*REQUIRED WORK*
Write out each record below exactly as it appears, with no pictures.

Dataset entries:
☆ ☆ ☆ ☆
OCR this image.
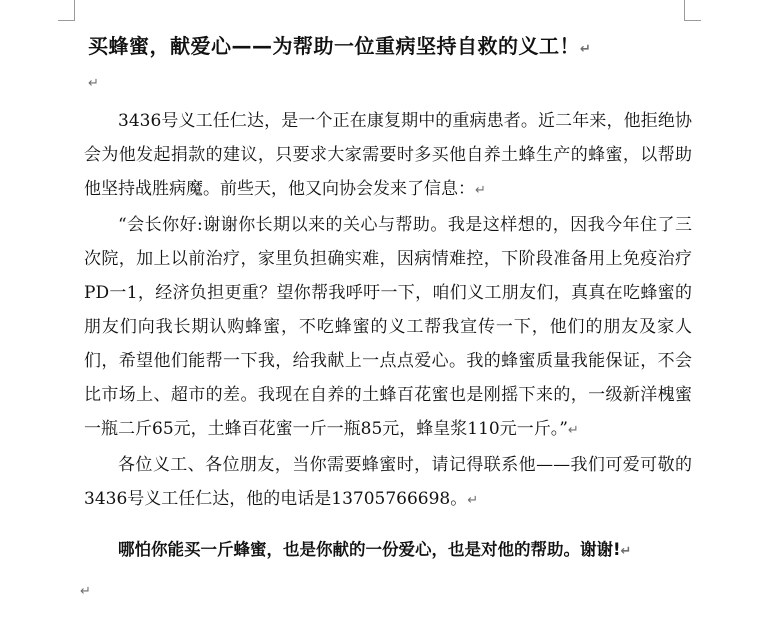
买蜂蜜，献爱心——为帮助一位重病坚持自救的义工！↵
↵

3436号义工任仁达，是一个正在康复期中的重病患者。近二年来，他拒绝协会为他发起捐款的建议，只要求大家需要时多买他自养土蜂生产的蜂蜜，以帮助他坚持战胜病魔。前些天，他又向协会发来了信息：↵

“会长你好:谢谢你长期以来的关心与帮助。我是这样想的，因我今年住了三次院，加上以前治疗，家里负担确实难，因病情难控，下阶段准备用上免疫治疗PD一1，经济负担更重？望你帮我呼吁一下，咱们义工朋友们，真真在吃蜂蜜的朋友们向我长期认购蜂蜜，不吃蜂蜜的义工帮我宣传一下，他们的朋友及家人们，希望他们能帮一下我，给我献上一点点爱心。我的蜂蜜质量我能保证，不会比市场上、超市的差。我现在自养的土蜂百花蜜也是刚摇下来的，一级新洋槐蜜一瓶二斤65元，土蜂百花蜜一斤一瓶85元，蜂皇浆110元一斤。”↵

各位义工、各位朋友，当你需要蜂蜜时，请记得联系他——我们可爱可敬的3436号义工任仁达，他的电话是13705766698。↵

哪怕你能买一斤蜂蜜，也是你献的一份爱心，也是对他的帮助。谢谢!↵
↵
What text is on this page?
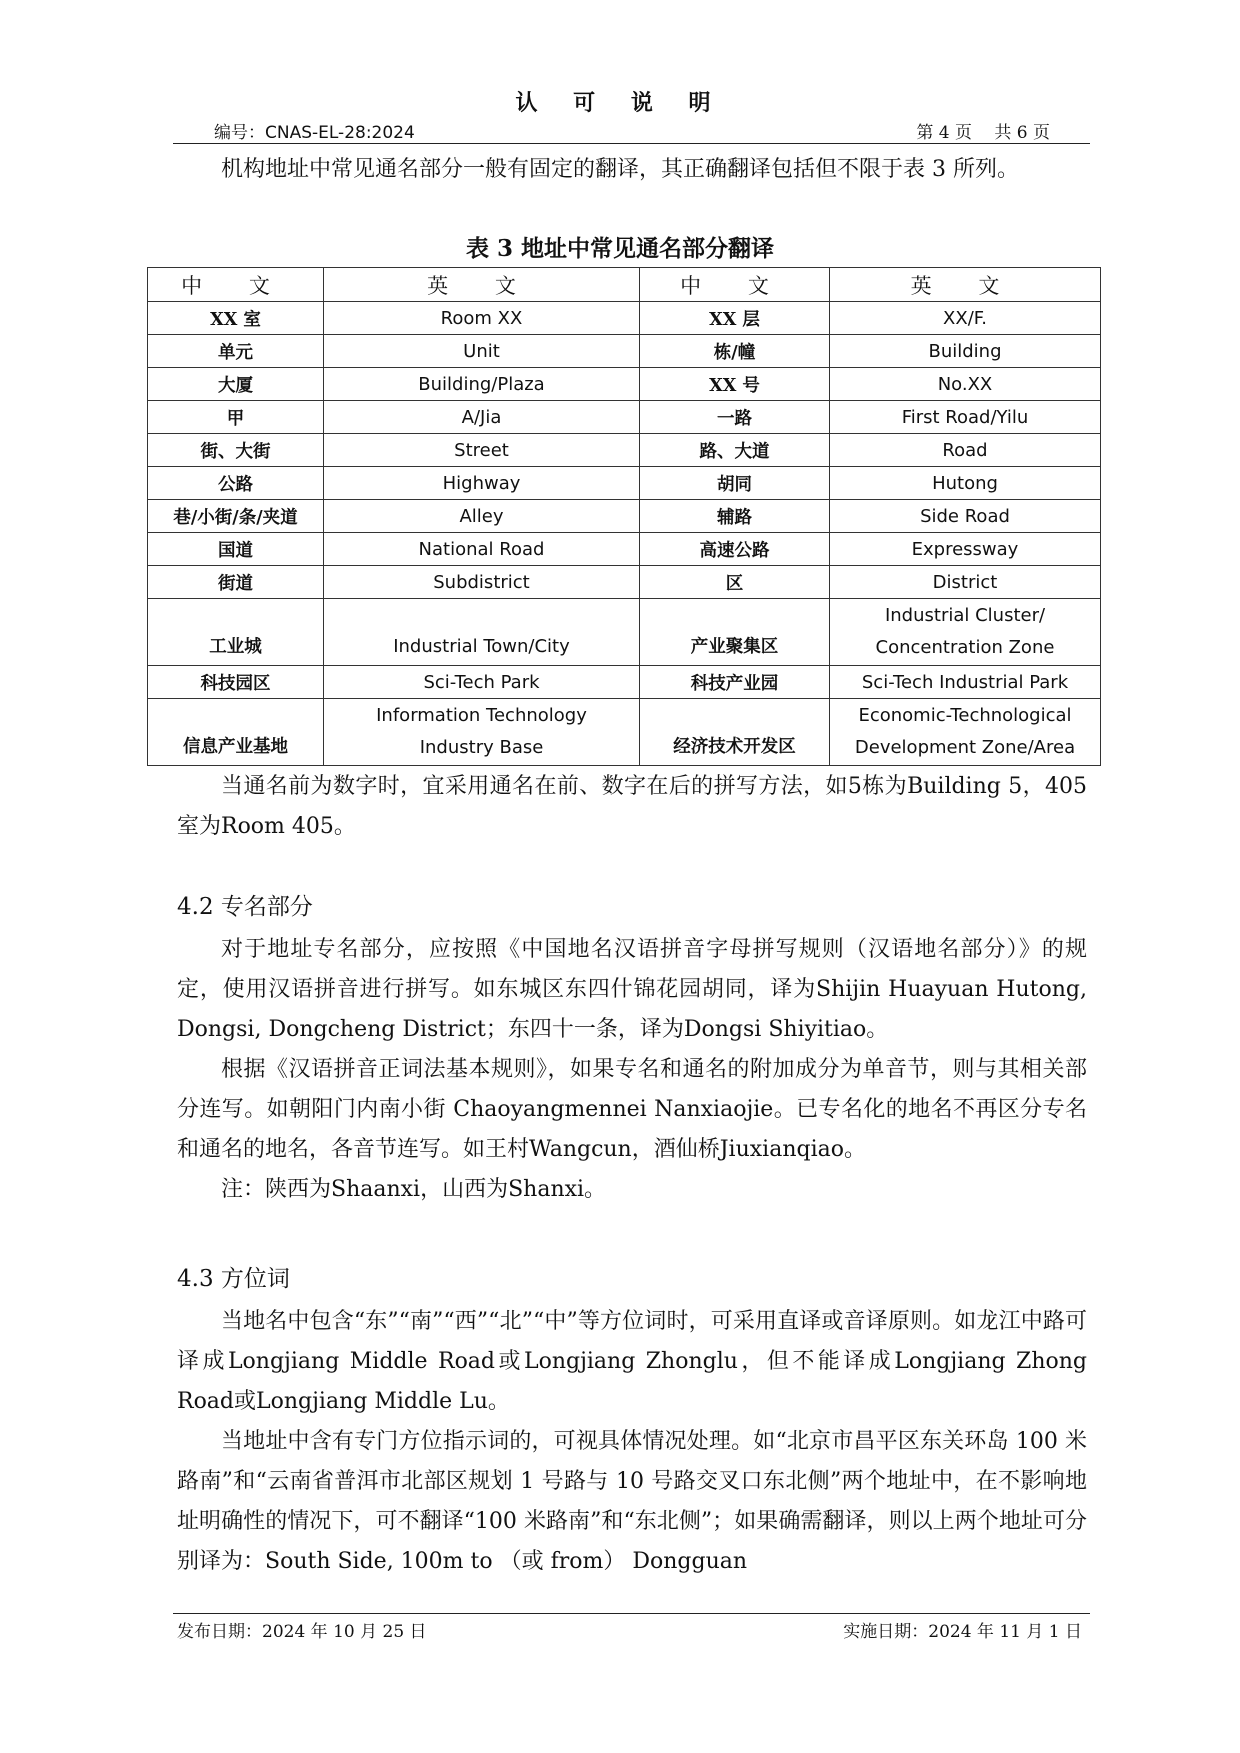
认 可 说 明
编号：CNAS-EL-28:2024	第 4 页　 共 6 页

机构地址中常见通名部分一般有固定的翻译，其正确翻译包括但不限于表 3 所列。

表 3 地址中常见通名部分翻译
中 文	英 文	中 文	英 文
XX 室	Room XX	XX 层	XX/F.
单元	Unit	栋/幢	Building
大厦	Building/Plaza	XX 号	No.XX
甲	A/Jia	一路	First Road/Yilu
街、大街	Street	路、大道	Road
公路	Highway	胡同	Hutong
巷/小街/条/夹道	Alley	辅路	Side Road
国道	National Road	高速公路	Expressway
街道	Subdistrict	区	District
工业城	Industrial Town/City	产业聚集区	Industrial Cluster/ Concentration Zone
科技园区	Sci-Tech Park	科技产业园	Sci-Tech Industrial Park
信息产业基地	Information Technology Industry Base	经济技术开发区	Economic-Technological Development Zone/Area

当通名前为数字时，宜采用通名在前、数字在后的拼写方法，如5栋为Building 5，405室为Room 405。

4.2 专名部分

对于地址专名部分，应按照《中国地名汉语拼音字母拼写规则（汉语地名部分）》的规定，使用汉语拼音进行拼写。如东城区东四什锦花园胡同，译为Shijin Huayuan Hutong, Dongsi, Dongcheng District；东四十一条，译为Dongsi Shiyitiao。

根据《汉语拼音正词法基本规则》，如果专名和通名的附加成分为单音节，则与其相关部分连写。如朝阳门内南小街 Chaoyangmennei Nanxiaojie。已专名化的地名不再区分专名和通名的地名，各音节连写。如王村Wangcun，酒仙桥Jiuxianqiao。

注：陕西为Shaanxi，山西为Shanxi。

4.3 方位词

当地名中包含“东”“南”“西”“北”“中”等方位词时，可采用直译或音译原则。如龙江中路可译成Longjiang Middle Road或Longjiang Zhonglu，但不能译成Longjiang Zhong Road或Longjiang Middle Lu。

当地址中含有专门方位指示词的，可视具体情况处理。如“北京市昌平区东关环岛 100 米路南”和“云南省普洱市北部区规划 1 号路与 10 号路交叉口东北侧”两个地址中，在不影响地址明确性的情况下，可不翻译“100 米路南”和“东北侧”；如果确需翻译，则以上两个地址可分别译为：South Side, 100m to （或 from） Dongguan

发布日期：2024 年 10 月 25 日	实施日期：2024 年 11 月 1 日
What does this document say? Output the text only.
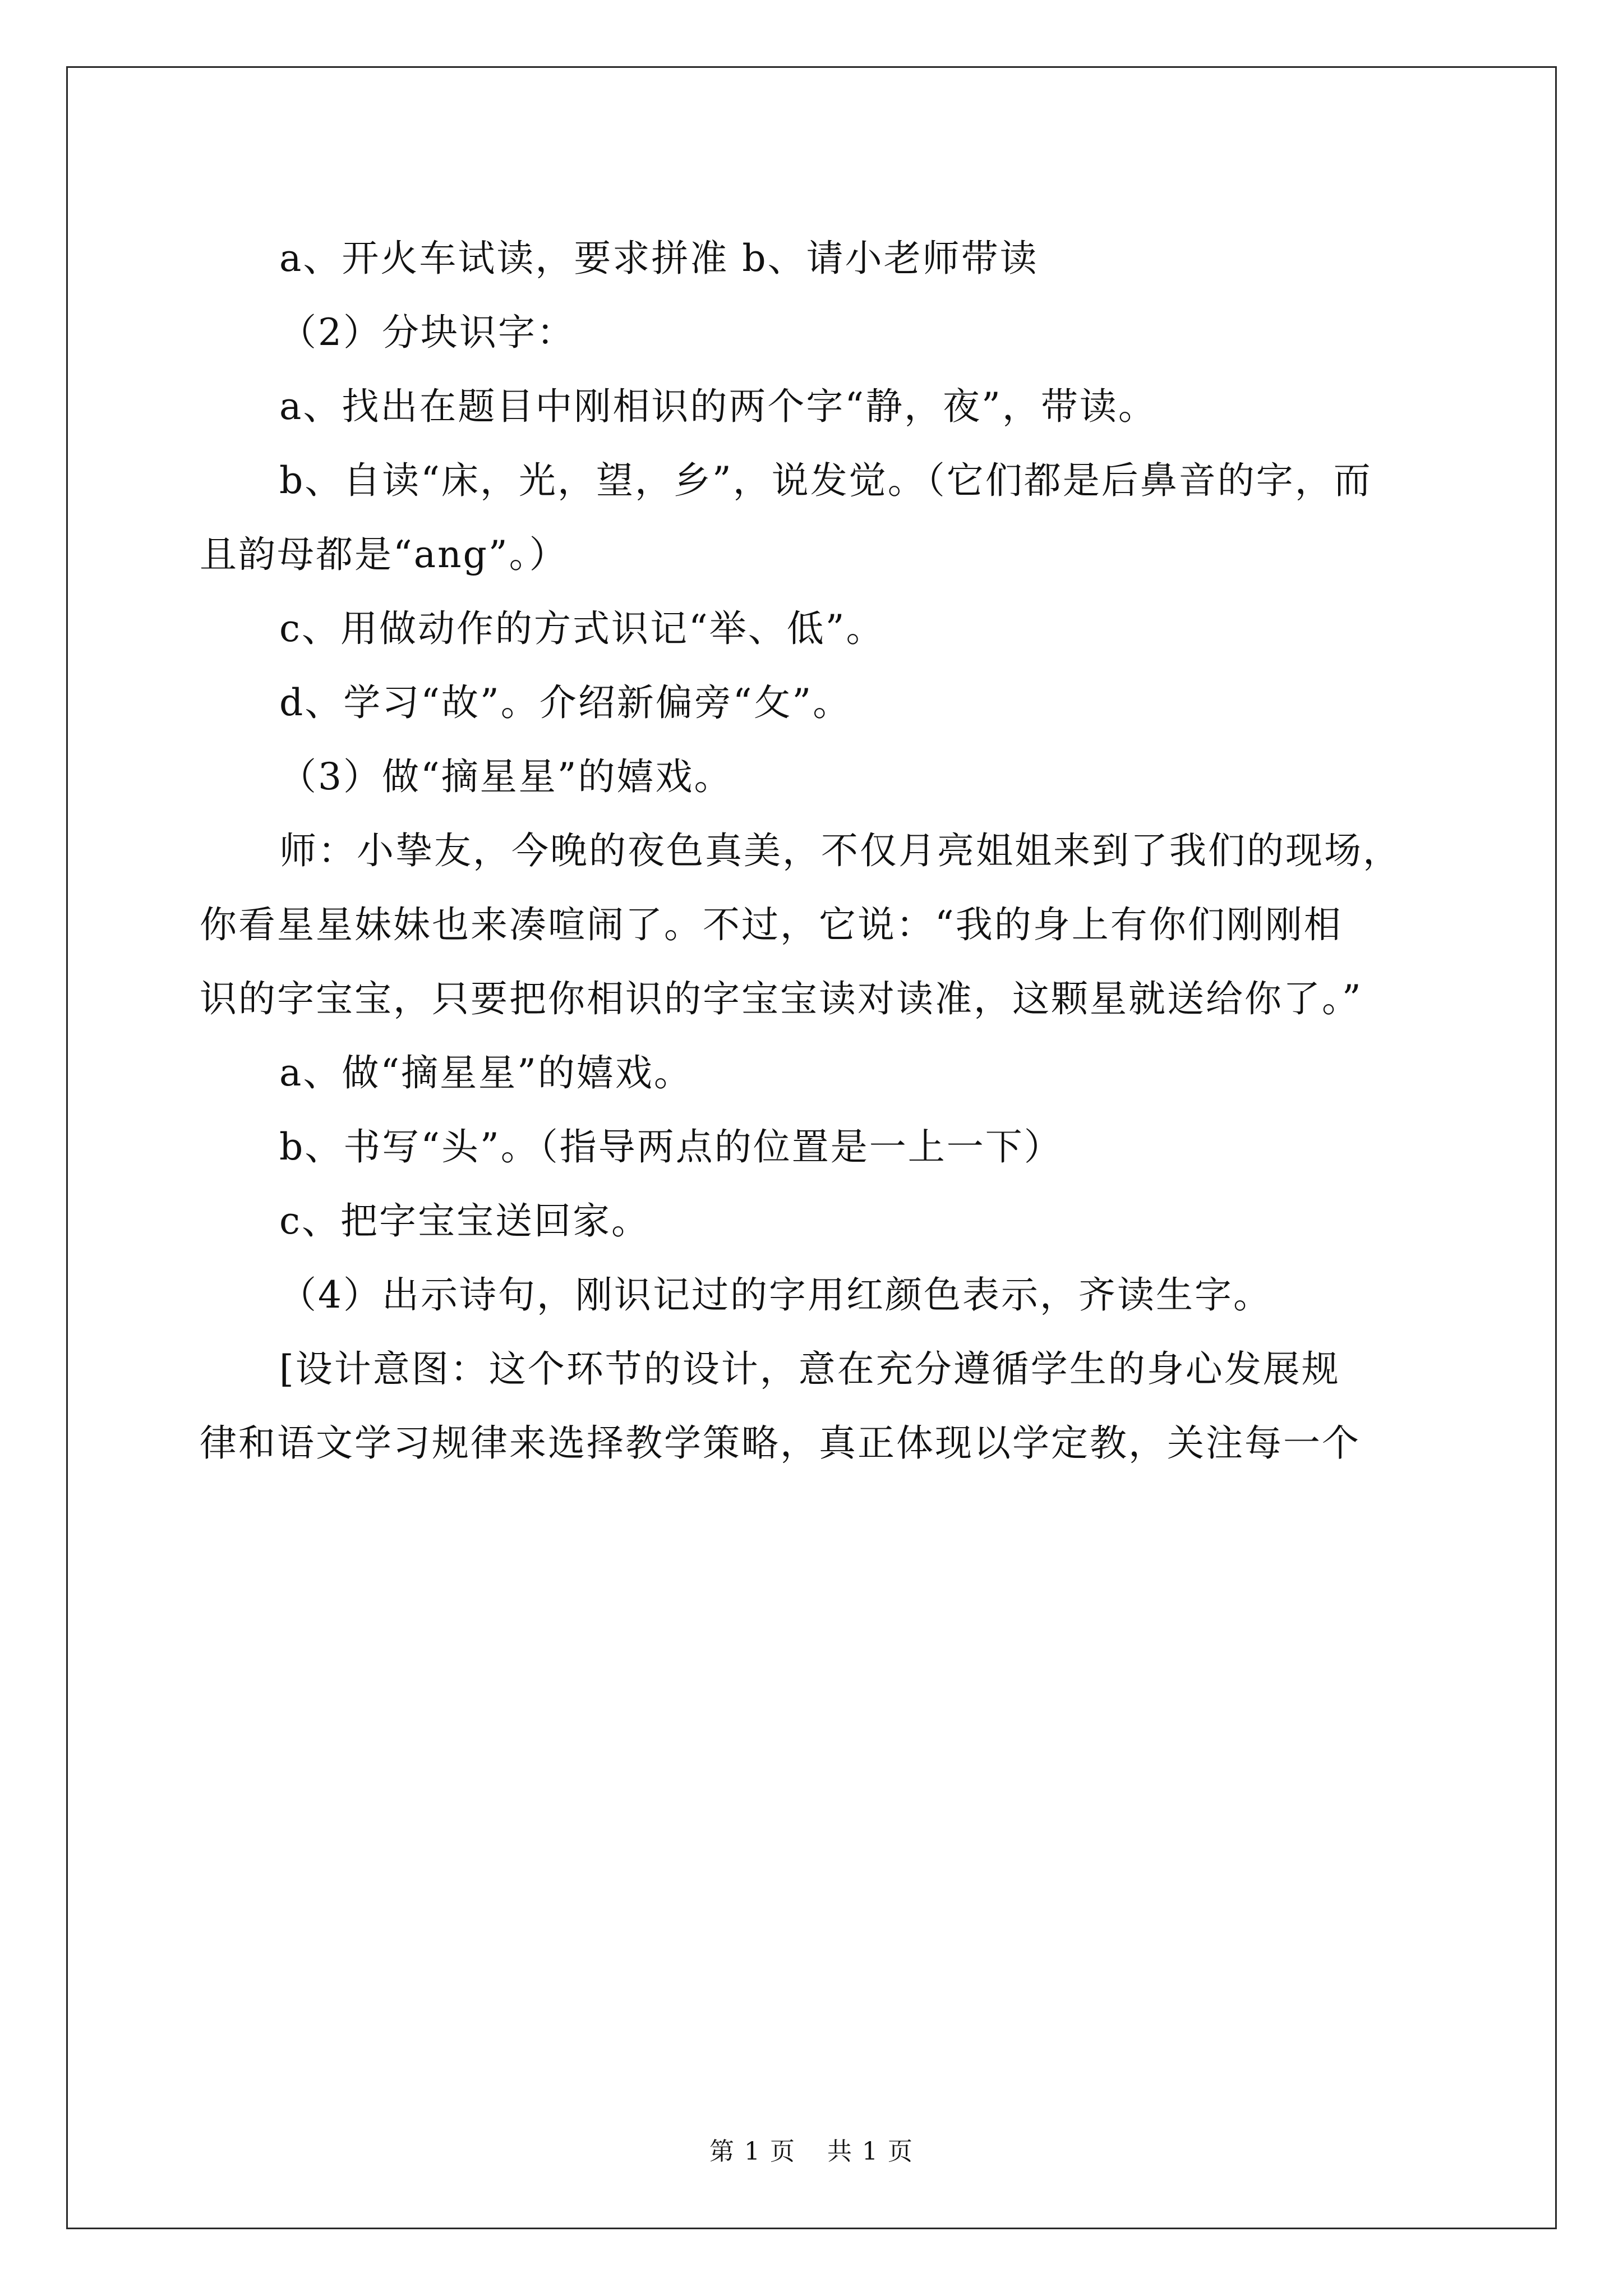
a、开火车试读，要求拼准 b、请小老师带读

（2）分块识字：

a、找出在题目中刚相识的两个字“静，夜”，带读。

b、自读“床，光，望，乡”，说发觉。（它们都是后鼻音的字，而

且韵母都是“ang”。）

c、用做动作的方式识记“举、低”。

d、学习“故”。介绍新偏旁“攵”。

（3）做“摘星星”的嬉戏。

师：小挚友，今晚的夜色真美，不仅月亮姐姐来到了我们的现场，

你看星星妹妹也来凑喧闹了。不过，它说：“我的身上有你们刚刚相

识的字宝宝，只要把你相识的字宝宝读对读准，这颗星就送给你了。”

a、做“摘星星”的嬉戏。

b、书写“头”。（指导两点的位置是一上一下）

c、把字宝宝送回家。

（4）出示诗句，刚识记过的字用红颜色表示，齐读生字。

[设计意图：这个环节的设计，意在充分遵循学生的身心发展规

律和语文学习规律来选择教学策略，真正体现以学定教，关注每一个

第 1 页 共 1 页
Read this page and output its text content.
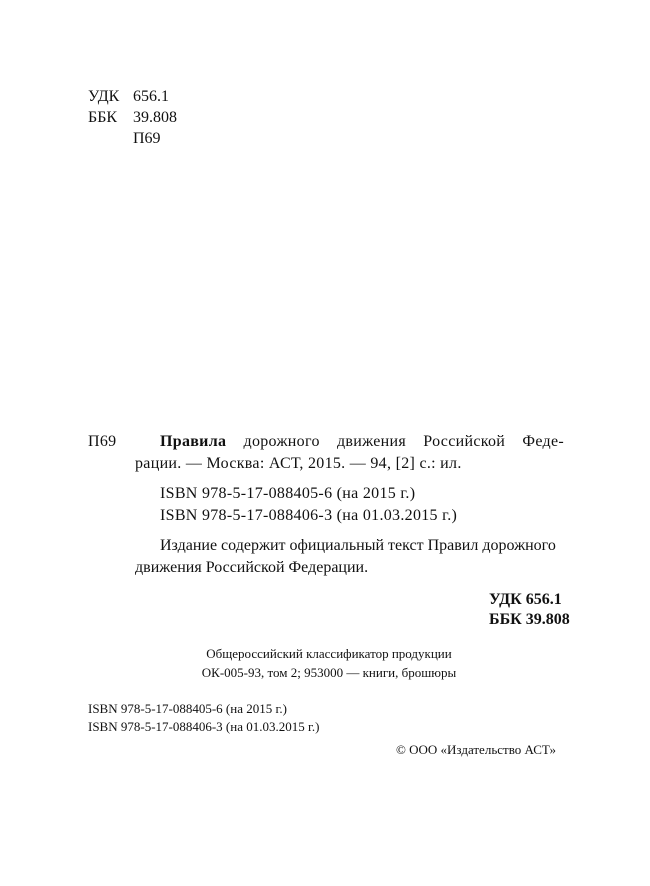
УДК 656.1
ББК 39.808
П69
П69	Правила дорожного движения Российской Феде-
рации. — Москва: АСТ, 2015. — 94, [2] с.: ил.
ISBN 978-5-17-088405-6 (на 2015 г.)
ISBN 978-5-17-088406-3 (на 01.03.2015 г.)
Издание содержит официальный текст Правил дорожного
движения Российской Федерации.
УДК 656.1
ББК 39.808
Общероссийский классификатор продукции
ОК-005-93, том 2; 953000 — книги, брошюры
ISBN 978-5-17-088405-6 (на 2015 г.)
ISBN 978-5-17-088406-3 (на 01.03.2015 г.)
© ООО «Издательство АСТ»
☆ ☆ ☆ ☆
*IN RESPONSE*
OCR this image.
买蜂蜜，献爱心——为帮助一位重病坚持自救的义工！↵
↵

3436号义工任仁达，是一个正在康复期中的重病患者。近二年来，他拒绝协会为他发起捐款的建议，只要求大家需要时多买他自养土蜂生产的蜂蜜，以帮助他坚持战胜病魔。前些天，他又向协会发来了信息：↵

“会长你好:谢谢你长期以来的关心与帮助。我是这样想的，因我今年住了三次院，加上以前治疗，家里负担确实难，因病情难控，下阶段准备用上免疫治疗PD一1，经济负担更重？望你帮我呼吁一下，咱们义工朋友们，真真在吃蜂蜜的朋友们向我长期认购蜂蜜，不吃蜂蜜的义工帮我宣传一下，他们的朋友及家人们，希望他们能帮一下我，给我献上一点点爱心。我的蜂蜜质量我能保证，不会比市场上、超市的差。我现在自养的土蜂百花蜜也是刚摇下来的，一级新洋槐蜜一瓶二斤65元，土蜂百花蜜一斤一瓶85元，蜂皇浆110元一斤。”↵

各位义工、各位朋友，当你需要蜂蜜时，请记得联系他——我们可爱可敬的3436号义工任仁达，他的电话是13705766698。↵

哪怕你能买一斤蜂蜜，也是你献的一份爱心，也是对他的帮助。谢谢!↵
↵
What text is on this page?
认 可 说 明
编号：CNAS-EL-28:2024	第 4 页　 共 6 页

机构地址中常见通名部分一般有固定的翻译，其正确翻译包括但不限于表 3 所列。

表 3 地址中常见通名部分翻译
中 文	英 文	中 文	英 文
XX 室	Room XX	XX 层	XX/F.
单元	Unit	栋/幢	Building
大厦	Building/Plaza	XX 号	No.XX
甲	A/Jia	一路	First Road/Yilu
街、大街	Street	路、大道	Road
公路	Highway	胡同	Hutong
巷/小街/条/夹道	Alley	辅路	Side Road
国道	National Road	高速公路	Expressway
街道	Subdistrict	区	District
工业城	Industrial Town/City	产业聚集区	Industrial Cluster/ Concentration Zone
科技园区	Sci-Tech Park	科技产业园	Sci-Tech Industrial Park
信息产业基地	Information Technology Industry Base	经济技术开发区	Economic-Technological Development Zone/Area

当通名前为数字时，宜采用通名在前、数字在后的拼写方法，如5栋为Building 5，405室为Room 405。

4.2 专名部分

对于地址专名部分，应按照《中国地名汉语拼音字母拼写规则（汉语地名部分）》的规定，使用汉语拼音进行拼写。如东城区东四什锦花园胡同，译为Shijin Huayuan Hutong, Dongsi, Dongcheng District；东四十一条，译为Dongsi Shiyitiao。

根据《汉语拼音正词法基本规则》，如果专名和通名的附加成分为单音节，则与其相关部分连写。如朝阳门内南小街 Chaoyangmennei Nanxiaojie。已专名化的地名不再区分专名和通名的地名，各音节连写。如王村Wangcun，酒仙桥Jiuxianqiao。

注：陕西为Shaanxi，山西为Shanxi。

4.3 方位词

当地名中包含“东”“南”“西”“北”“中”等方位词时，可采用直译或音译原则。如龙江中路可译成Longjiang Middle Road或Longjiang Zhonglu，但不能译成Longjiang Zhong Road或Longjiang Middle Lu。

当地址中含有专门方位指示词的，可视具体情况处理。如“北京市昌平区东关环岛 100 米路南”和“云南省普洱市北部区规划 1 号路与 10 号路交叉口东北侧”两个地址中，在不影响地址明确性的情况下，可不翻译“100 米路南”和“东北侧”；如果确需翻译，则以上两个地址可分别译为：South Side, 100m to （或 from） Dongguan

发布日期：2024 年 10 月 25 日	实施日期：2024 年 11 月 1 日
What does this document say? Output the text only.
a、开火车试读，要求拼准 b、请小老师带读

（2）分块识字：

a、找出在题目中刚相识的两个字“静，夜”，带读。

b、自读“床，光，望，乡”，说发觉。（它们都是后鼻音的字，而

且韵母都是“ang”。）

c、用做动作的方式识记“举、低”。

d、学习“故”。介绍新偏旁“攵”。

（3）做“摘星星”的嬉戏。

师：小挚友，今晚的夜色真美，不仅月亮姐姐来到了我们的现场，

你看星星妹妹也来凑喧闹了。不过，它说：“我的身上有你们刚刚相

识的字宝宝，只要把你相识的字宝宝读对读准，这颗星就送给你了。”

a、做“摘星星”的嬉戏。

b、书写“头”。（指导两点的位置是一上一下）

c、把字宝宝送回家。

（4）出示诗句，刚识记过的字用红颜色表示，齐读生字。

[设计意图：这个环节的设计，意在充分遵循学生的身心发展规

律和语文学习规律来选择教学策略，真正体现以学定教，关注每一个

第 1 页 共 1 页
Read this page and output its text content.
УДК 656.1
ББК 39.808
П69
П69	Правила дорожного движения Российской Феде-
рации. — Москва: АСТ, 2015. — 94, [2] с.: ил.
ISBN 978-5-17-088405-6 (на 2015 г.)
ISBN 978-5-17-088406-3 (на 01.03.2015 г.)
Издание содержит официальный текст Правил дорожного
движения Российской Федерации.
УДК 656.1
ББК 39.808
Общероссийский классификатор продукции
ОК-005-93, том 2; 953000 — книги, брошюры
ISBN 978-5-17-088405-6 (на 2015 г.)
ISBN 978-5-17-088406-3 (на 01.03.2015 г.)
© ООО «Издательство АСТ»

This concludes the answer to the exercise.